##### Input material #####

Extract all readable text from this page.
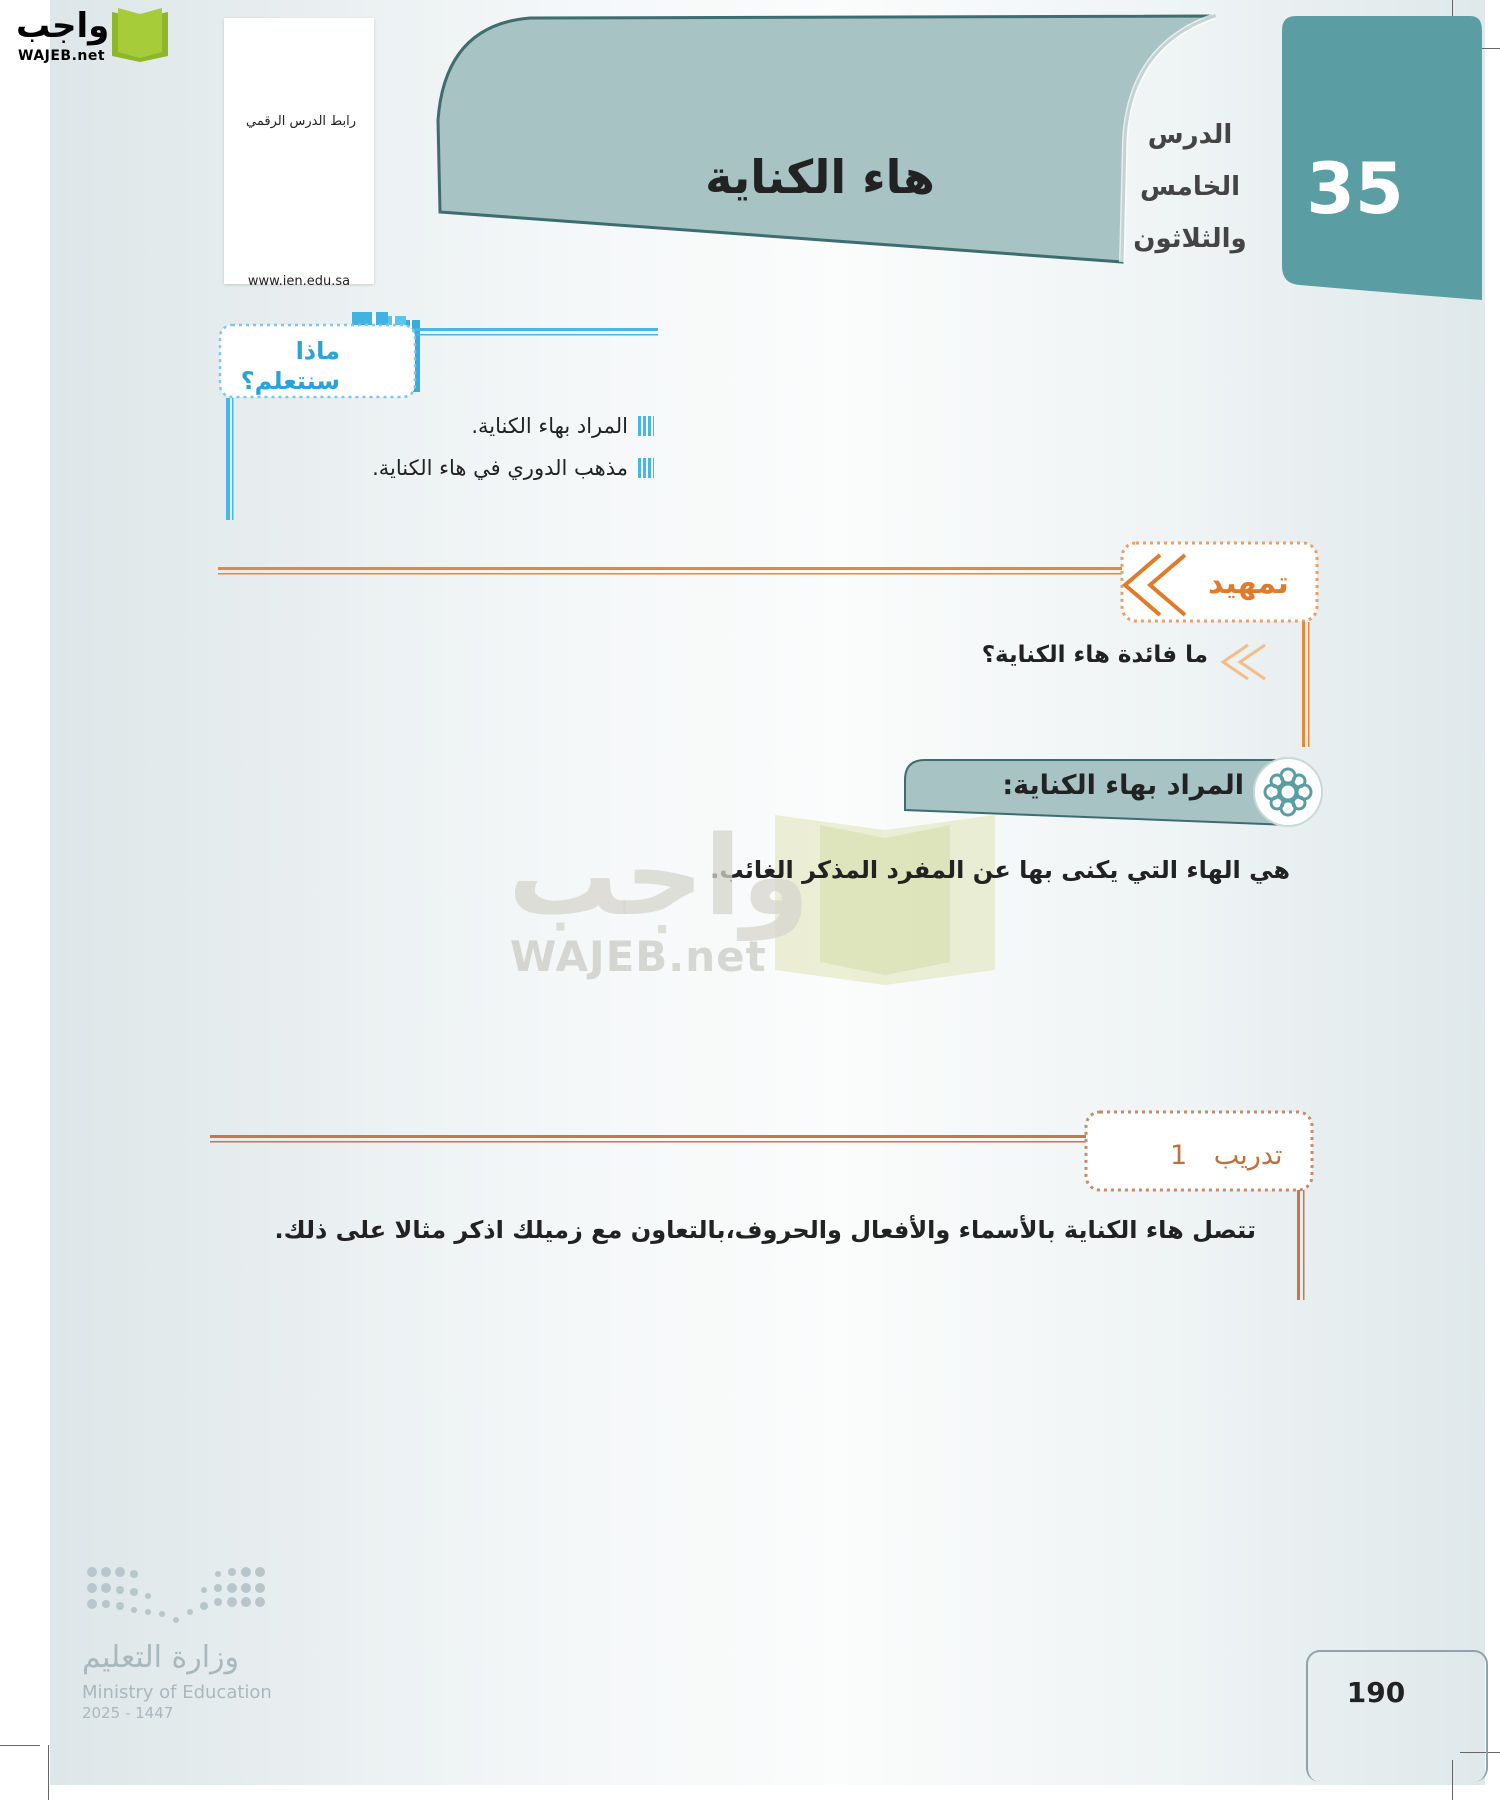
واجب
WAJEB.net
رابط الدرس الرقمي
www.ien.edu.sa
هاء الكناية	35
الدرس
الخامس
والثلاثون
ماذا
سنتعلم؟
المراد بهاء الكناية.
مذهب الدوري في هاء الكناية.
تمهيد
ما فائدة هاء الكناية؟
المراد بهاء الكناية:
هي الهاء التي يكنى بها عن المفرد المذكر الغائب.
واجب
WAJEB.net
تدريب 1
تتصل هاء الكناية بالأسماء والأفعال والحروف،بالتعاون مع زميلك اذكر مثالا على ذلك.
وزارة التعليم
Ministry of Education
2025 - 1447
190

#####

- Problem description -
Make an exact copy of the records shown above, without the pictures.

- Exercise solution -
Extract all readable text from this page.
واجب
WAJEB.net
رابط الدرس الرقمي
www.ien.edu.sa
هاء الكناية	35
الدرس
الخامس
والثلاثون
ماذا
سنتعلم؟
المراد بهاء الكناية.
مذهب الدوري في هاء الكناية.
تمهيد
ما فائدة هاء الكناية؟
المراد بهاء الكناية:
هي الهاء التي يكنى بها عن المفرد المذكر الغائب.
واجب
WAJEB.net
تدريب 1
تتصل هاء الكناية بالأسماء والأفعال والحروف،بالتعاون مع زميلك اذكر مثالا على ذلك.
وزارة التعليم
Ministry of Education
2025 - 1447
190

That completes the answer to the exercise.